>> Start Provided entries
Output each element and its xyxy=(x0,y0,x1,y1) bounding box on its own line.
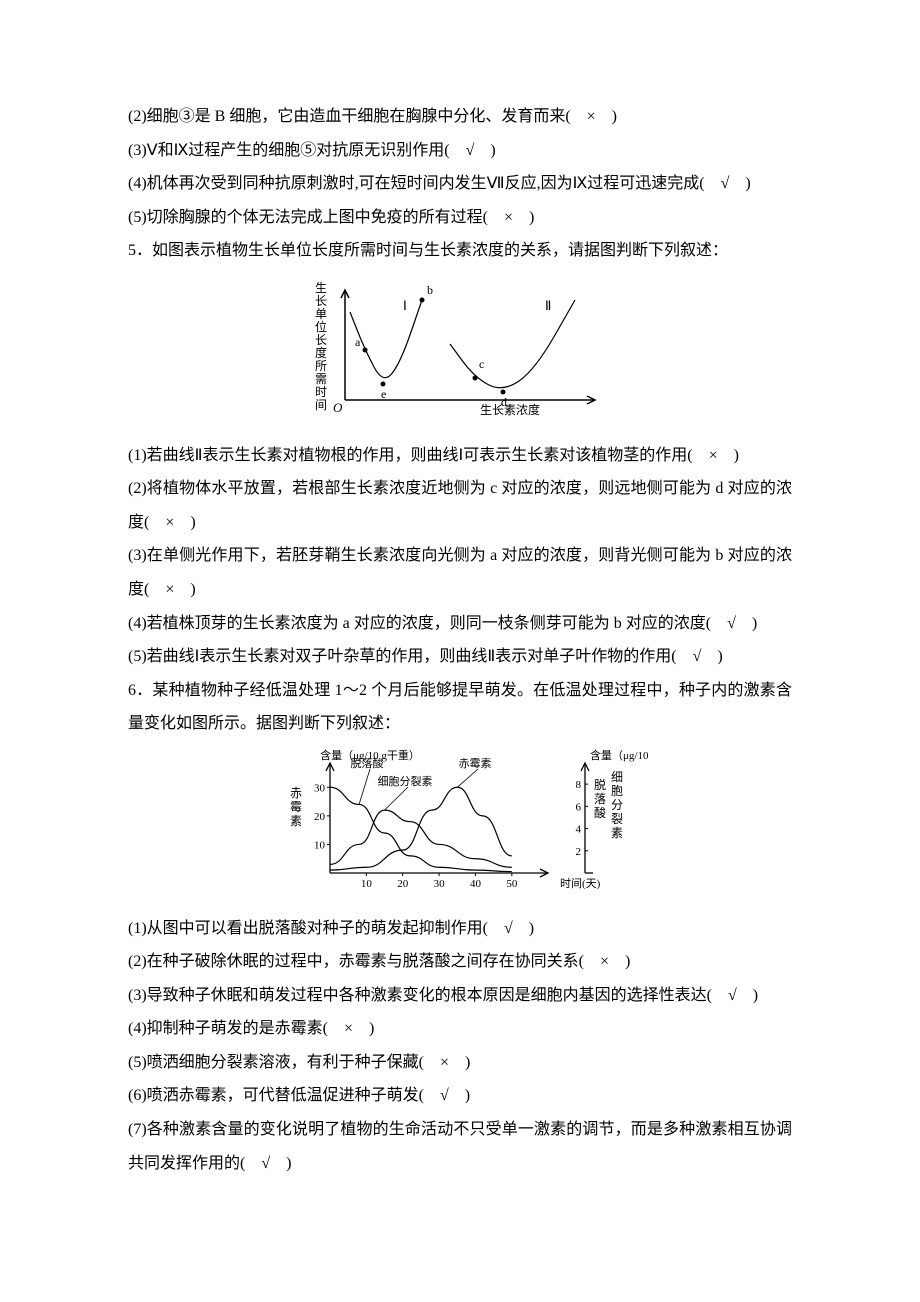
q6-item-3: (3)导致种子休眠和萌发过程中各种激素变化的根本原因是细胞内基因的选择性表达( … xyxy=(128,979,792,1013)
svg-text:b: b xyxy=(427,283,433,297)
svg-text:2: 2 xyxy=(576,846,582,858)
svg-text:30: 30 xyxy=(434,878,446,890)
q6-items: (1)从图中可以看出脱落酸对种子的萌发起抑制作用( √ )(2)在种子破除休眠的… xyxy=(128,912,792,1181)
svg-text:生: 生 xyxy=(315,281,327,295)
svg-text:a: a xyxy=(355,335,361,349)
q5-item-5: (5)若曲线Ⅰ表示生长素对双子叶杂草的作用，则曲线Ⅱ表示对单子叶作物的作用( √… xyxy=(128,640,792,674)
svg-text:细胞分裂素: 细胞分裂素 xyxy=(378,775,433,788)
q5-item-3: (3)在单侧光作用下，若胚芽鞘生长素浓度向光侧为 a 对应的浓度，则背光侧可能为… xyxy=(128,539,792,606)
svg-text:20: 20 xyxy=(314,811,326,823)
q6-chart: 含量（μg/10 g干重）含量（μg/10 g干重）10203024681020… xyxy=(270,745,650,895)
svg-text:时间(天): 时间(天) xyxy=(560,877,601,890)
svg-text:素: 素 xyxy=(611,826,623,840)
svg-text:素: 素 xyxy=(290,814,302,828)
svg-text:20: 20 xyxy=(397,878,409,890)
svg-text:c: c xyxy=(479,357,484,371)
svg-text:30: 30 xyxy=(314,782,326,794)
q6-item-2: (2)在种子破除休眠的过程中，赤霉素与脱落酸之间存在协同关系( × ) xyxy=(128,945,792,979)
q4-items: (2)细胞③是 B 细胞，它由造血干细胞在胸腺中分化、发育而来( × )(3)Ⅴ… xyxy=(128,100,792,234)
q6-item-7: (7)各种激素含量的变化说明了植物的生命活动不只受单一激素的调节，而是多种激素相… xyxy=(128,1113,792,1180)
q5-item-1: (1)若曲线Ⅱ表示生长素对植物根的作用，则曲线Ⅰ可表示生长素对该植物茎的作用( … xyxy=(128,439,792,473)
svg-text:50: 50 xyxy=(506,878,518,890)
q6-item-1: (1)从图中可以看出脱落酸对种子的萌发起抑制作用( √ ) xyxy=(128,912,792,946)
svg-text:生长素浓度: 生长素浓度 xyxy=(480,402,540,417)
svg-text:长: 长 xyxy=(315,333,327,347)
svg-text:d: d xyxy=(501,395,507,409)
q6-figure: 含量（μg/10 g干重）含量（μg/10 g干重）10203024681020… xyxy=(128,745,792,908)
q6-item-4: (4)抑制种子萌发的是赤霉素( × ) xyxy=(128,1012,792,1046)
svg-text:O: O xyxy=(333,400,343,415)
q5-chart: O生长单位长度所需时间生长素浓度ⅠⅡabecd xyxy=(295,272,625,422)
svg-text:脱: 脱 xyxy=(594,777,606,792)
svg-text:4: 4 xyxy=(576,823,582,835)
svg-text:长: 长 xyxy=(315,294,327,308)
svg-text:Ⅰ: Ⅰ xyxy=(403,298,407,313)
svg-text:间: 间 xyxy=(315,398,327,412)
svg-text:含量（μg/10 g干重）: 含量（μg/10 g干重） xyxy=(590,748,650,762)
q4-item-4: (5)切除胸腺的个体无法完成上图中免疫的所有过程( × ) xyxy=(128,201,792,235)
q5-item-4: (4)若植株顶芽的生长素浓度为 a 对应的浓度，则同一枝条侧芽可能为 b 对应的… xyxy=(128,607,792,641)
svg-text:e: e xyxy=(381,387,386,401)
q4-item-1: (2)细胞③是 B 细胞，它由造血干细胞在胸腺中分化、发育而来( × ) xyxy=(128,100,792,134)
svg-text:细: 细 xyxy=(611,770,623,784)
svg-text:Ⅱ: Ⅱ xyxy=(545,298,551,313)
svg-text:酸: 酸 xyxy=(594,805,606,820)
q4-item-3: (4)机体再次受到同种抗原刺激时,可在短时间内发生Ⅶ反应,因为Ⅸ过程可迅速完成(… xyxy=(128,167,792,201)
q6-stem: 6．某种植物种子经低温处理 1～2 个月后能够提早萌发。在低温处理过程中，种子内… xyxy=(128,674,792,741)
q4-item-2: (3)Ⅴ和Ⅸ过程产生的细胞⑤对抗原无识别作用( √ ) xyxy=(128,134,792,168)
svg-text:40: 40 xyxy=(470,878,482,890)
svg-text:胞: 胞 xyxy=(611,784,623,798)
q5-items: (1)若曲线Ⅱ表示生长素对植物根的作用，则曲线Ⅰ可表示生长素对该植物茎的作用( … xyxy=(128,439,792,674)
q6-item-5: (5)喷洒细胞分裂素溶液，有利于种子保藏( × ) xyxy=(128,1046,792,1080)
svg-text:6: 6 xyxy=(576,801,582,813)
svg-text:落: 落 xyxy=(594,792,606,806)
q6-item-6: (6)喷洒赤霉素，可代替低温促进种子萌发( √ ) xyxy=(128,1079,792,1113)
svg-text:需: 需 xyxy=(315,372,327,386)
q5-item-2: (2)将植物体水平放置，若根部生长素浓度近地侧为 c 对应的浓度，则远地侧可能为… xyxy=(128,472,792,539)
svg-text:霉: 霉 xyxy=(290,800,302,814)
svg-text:单: 单 xyxy=(315,307,327,321)
svg-text:8: 8 xyxy=(576,779,582,791)
svg-text:分: 分 xyxy=(611,798,623,812)
svg-text:度: 度 xyxy=(315,345,327,360)
svg-text:时: 时 xyxy=(315,385,327,399)
q5-figure: O生长单位长度所需时间生长素浓度ⅠⅡabecd xyxy=(128,272,792,435)
svg-text:赤: 赤 xyxy=(290,786,302,800)
svg-text:10: 10 xyxy=(361,878,373,890)
q5-stem: 5．如图表示植物生长单位长度所需时间与生长素浓度的关系，请据图判断下列叙述： xyxy=(128,234,792,268)
svg-text:位: 位 xyxy=(315,319,327,334)
svg-text:10: 10 xyxy=(314,839,326,851)
svg-text:脱落酸: 脱落酸 xyxy=(351,756,384,770)
svg-text:赤霉素: 赤霉素 xyxy=(459,757,492,770)
svg-text:所: 所 xyxy=(315,359,327,373)
svg-text:裂: 裂 xyxy=(611,812,623,826)
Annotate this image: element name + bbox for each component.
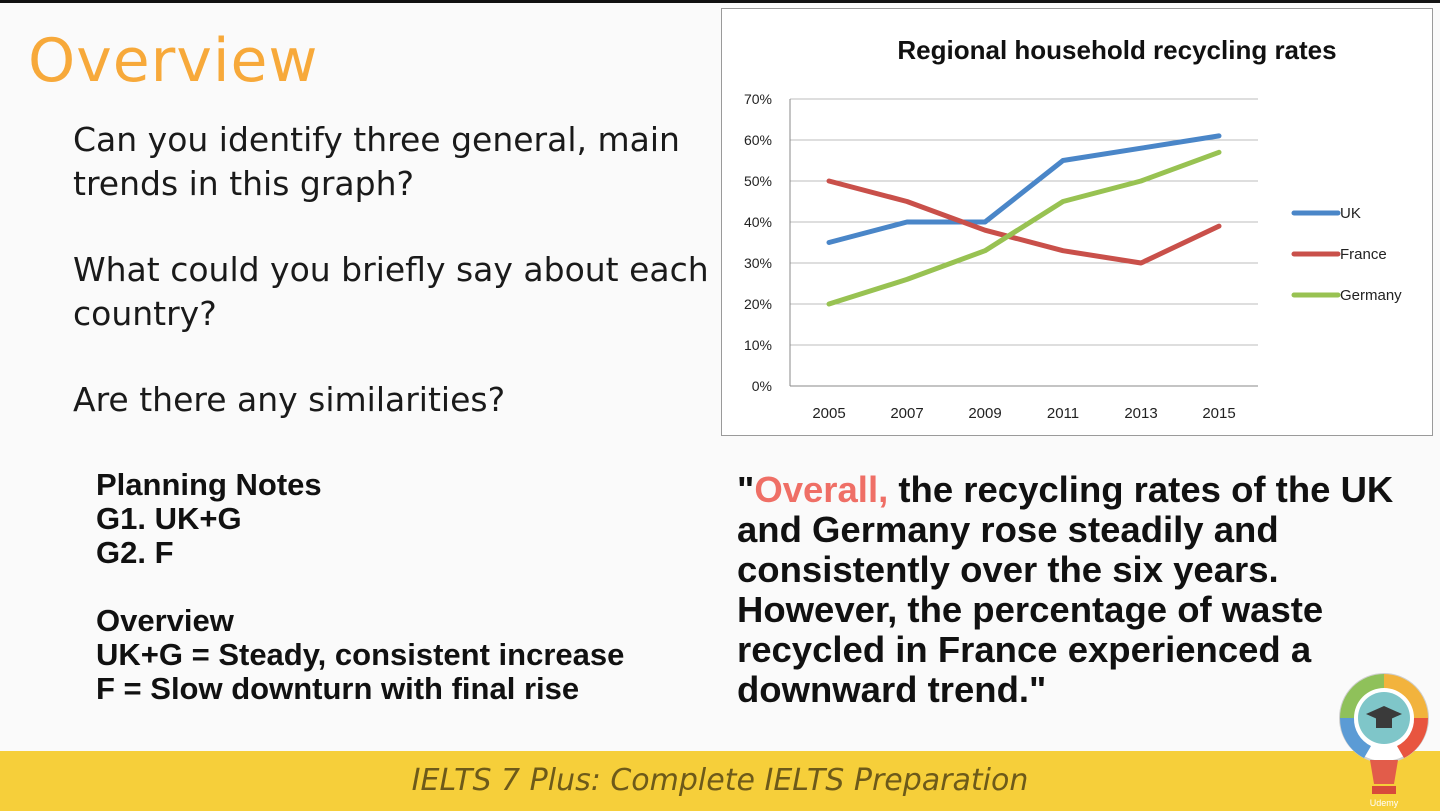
udemy-lightbulb-logo: Udemy <box>1339 673 1429 808</box>
x-tick-label: 2005 <box>812 405 845 422</box>
overview-quote: "Overall, the recycling rates of the UK … <box>737 470 1417 710</box>
footer-bar: IELTS 7 Plus: Complete IELTS Preparation <box>0 751 1440 811</box>
y-tick-label: 30% <box>744 255 772 271</box>
slide-title: Overview <box>28 26 319 96</box>
chart-title: Regional household recycling rates <box>897 35 1336 65</box>
quote-highlight: Overall, <box>754 469 889 510</box>
quote-open-mark: " <box>737 469 755 510</box>
overview-line-1: UK+G = Steady, consistent increase <box>96 637 625 672</box>
planning-notes: Planning Notes G1. UK+G G2. F Overview U… <box>96 468 624 740</box>
legend-label: France <box>1340 246 1387 263</box>
series-line-france <box>826 178 1222 266</box>
top-rule <box>0 0 1440 3</box>
logo-text: Udemy <box>1370 798 1399 808</box>
footer-text: IELTS 7 Plus: Complete IELTS Preparation <box>411 763 1029 798</box>
legend-label: Germany <box>1340 287 1402 304</box>
quote-body: the recycling rates of the UK and German… <box>737 469 1394 710</box>
y-tick-label: 0% <box>752 378 772 394</box>
x-tick-label: 2007 <box>890 405 923 422</box>
chart-svg: Regional household recycling rates 0% 10%… <box>744 35 1402 422</box>
legend-label: UK <box>1340 205 1361 222</box>
overview-heading: Overview <box>96 603 234 638</box>
y-tick-label: 40% <box>744 214 772 230</box>
y-tick-label: 50% <box>744 173 772 189</box>
notes-group-1: G1. UK+G <box>96 501 242 536</box>
x-tick-label: 2011 <box>1047 405 1079 422</box>
chart-series <box>826 133 1222 307</box>
x-tick-label: 2015 <box>1202 405 1235 422</box>
y-tick-label: 10% <box>744 337 772 353</box>
line-chart: Regional household recycling rates 0% 10%… <box>721 8 1433 436</box>
chart-legend: UK France Germany <box>1291 205 1402 304</box>
x-tick-label: 2013 <box>1124 405 1157 422</box>
question-2: What could you briefly say about each co… <box>73 250 709 333</box>
y-tick-label: 70% <box>744 91 772 107</box>
chart-grid: 0% 10% 20% 30% 40% 50% 60% 70% 2005 2007 2009 2011 2… <box>744 91 1258 422</box>
y-tick-label: 20% <box>744 296 772 312</box>
question-1: Can you identify three general, main tre… <box>73 120 680 203</box>
notes-heading: Planning Notes <box>96 467 322 502</box>
x-tick-label: 2009 <box>968 405 1001 422</box>
y-tick-label: 60% <box>744 132 772 148</box>
series-line-uk <box>826 133 1222 245</box>
series-line-germany <box>826 149 1222 307</box>
notes-group-2: G2. F <box>96 535 174 570</box>
overview-line-2: F = Slow downturn with final rise <box>96 671 580 706</box>
questions: Can you identify three general, main tre… <box>73 118 713 464</box>
question-3: Are there any similarities? <box>73 380 506 419</box>
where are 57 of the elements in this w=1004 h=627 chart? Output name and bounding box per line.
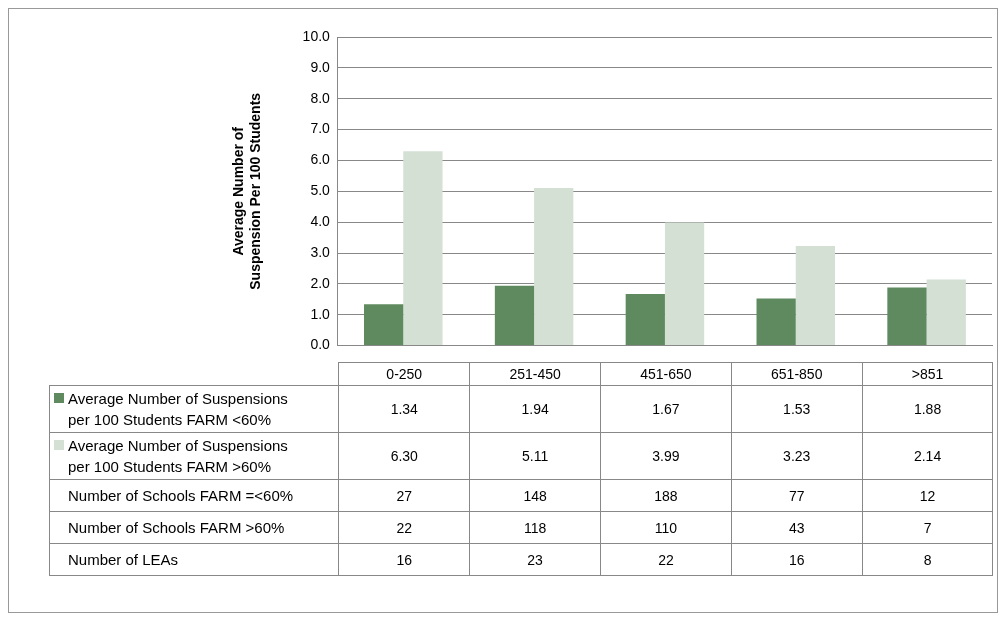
- y-tick-label: 10.0: [302, 27, 331, 44]
- data-label: 1.34: [338, 385, 470, 433]
- text: 23: [527, 551, 543, 568]
- legend-label: Average Number of Suspensions per 100 Students FARM >60%: [68, 436, 289, 477]
- data-label: 1.53: [731, 385, 863, 433]
- y-tick-label: 0.0: [310, 336, 331, 353]
- x-tick-label: 0-250: [338, 362, 470, 386]
- y-tick-label: 8.0: [310, 89, 331, 106]
- data-label: 1.67: [600, 385, 732, 433]
- text: 110: [654, 519, 678, 536]
- y-tick-label: 7.0: [310, 120, 331, 137]
- y-tick-label: 9.0: [310, 58, 331, 75]
- text: 12: [919, 487, 936, 504]
- bar: [403, 151, 443, 346]
- bar: [494, 285, 535, 346]
- bar: [756, 298, 796, 346]
- legend-label: Average Number of Suspensions per 100 Students FARM <60%: [68, 389, 289, 430]
- text: 118: [523, 519, 547, 536]
- y-tick-label: 5.0: [310, 182, 331, 199]
- x-tick-label: 251-450: [469, 362, 601, 386]
- bar: [887, 287, 927, 346]
- text: 8: [923, 551, 932, 568]
- data-label: 6.30: [338, 432, 470, 480]
- bar: [926, 279, 966, 346]
- bar: [795, 245, 835, 346]
- text: Number of Schools FARM >60%: [68, 518, 285, 538]
- y-tick-label: 3.0: [310, 243, 331, 260]
- bar: [364, 304, 404, 346]
- text: 188: [654, 487, 678, 504]
- bar: [534, 187, 574, 346]
- x-tick-label: 651-850: [731, 362, 863, 386]
- bar: [625, 294, 665, 346]
- text: 22: [396, 519, 413, 536]
- bar: [664, 222, 705, 346]
- text: 27: [396, 487, 413, 504]
- y-tick-label: 1.0: [310, 305, 331, 322]
- text: 22: [658, 551, 674, 568]
- text: 7: [923, 519, 932, 536]
- y-axis-title: Average Number of Suspension Per 100 Students: [230, 92, 264, 290]
- text: 148: [523, 487, 547, 504]
- data-label: 1.94: [469, 385, 601, 433]
- y-tick-label: 4.0: [310, 213, 331, 230]
- data-label: 2.14: [862, 432, 993, 480]
- text: 77: [788, 487, 805, 504]
- y-tick-label: 6.0: [310, 151, 331, 168]
- text: Number of LEAs: [68, 550, 179, 570]
- data-label: 3.99: [600, 432, 732, 480]
- text: 43: [788, 519, 805, 536]
- data-label: 5.11: [469, 432, 601, 480]
- text: Number of Schools FARM =<60%: [68, 486, 294, 506]
- text: 16: [788, 551, 805, 568]
- data-label: 1.88: [862, 385, 993, 433]
- y-tick-label: 2.0: [310, 274, 331, 291]
- text: 16: [396, 551, 413, 568]
- x-tick-label: 451-650: [600, 362, 732, 386]
- data-label: 3.23: [731, 432, 863, 480]
- x-tick-label: >851: [862, 362, 993, 386]
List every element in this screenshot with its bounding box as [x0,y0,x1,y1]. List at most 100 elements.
>> End Provided entries
What you need to do — Give the lines again, from the line containing "q6-item-3: (3)导致种子休眠和萌发过程中各种激素变化的根本原因是细胞内基因的选择性表达( …" up to and including the line containing "svg-text:c: c xyxy=(479,357,484,371)", substituting "text-label" for every occurrence of "svg-text" and leaving all else unchanged.

In response —
q6-item-3: (3)导致种子休眠和萌发过程中各种激素变化的根本原因是细胞内基因的选择性表达( … xyxy=(128,979,792,1013)
text-label:b: b xyxy=(427,283,433,297)
text-label:2: 2 xyxy=(576,846,582,858)
text-label:30: 30 xyxy=(434,878,446,890)
q6-items: (1)从图中可以看出脱落酸对种子的萌发起抑制作用( √ )(2)在种子破除休眠的… xyxy=(128,912,792,1181)
text-label:生: 生 xyxy=(315,281,327,295)
text-label:a: a xyxy=(355,335,361,349)
q5-item-5: (5)若曲线Ⅰ表示生长素对双子叶杂草的作用，则曲线Ⅱ表示对单子叶作物的作用( √… xyxy=(128,640,792,674)
text-label:细胞分裂素: 细胞分裂素 xyxy=(378,775,433,788)
q5-item-3: (3)在单侧光作用下，若胚芽鞘生长素浓度向光侧为 a 对应的浓度，则背光侧可能为… xyxy=(128,539,792,606)
text-label:20: 20 xyxy=(314,811,326,823)
q6-chart: 含量（μg/10 g干重）含量（μg/10 g干重）10203024681020… xyxy=(270,745,650,895)
text-label:时间(天): 时间(天) xyxy=(560,877,601,890)
text-label:素: 素 xyxy=(611,826,623,840)
text-label:素: 素 xyxy=(290,814,302,828)
text-label:20: 20 xyxy=(397,878,409,890)
text-label:c: c xyxy=(479,357,484,371)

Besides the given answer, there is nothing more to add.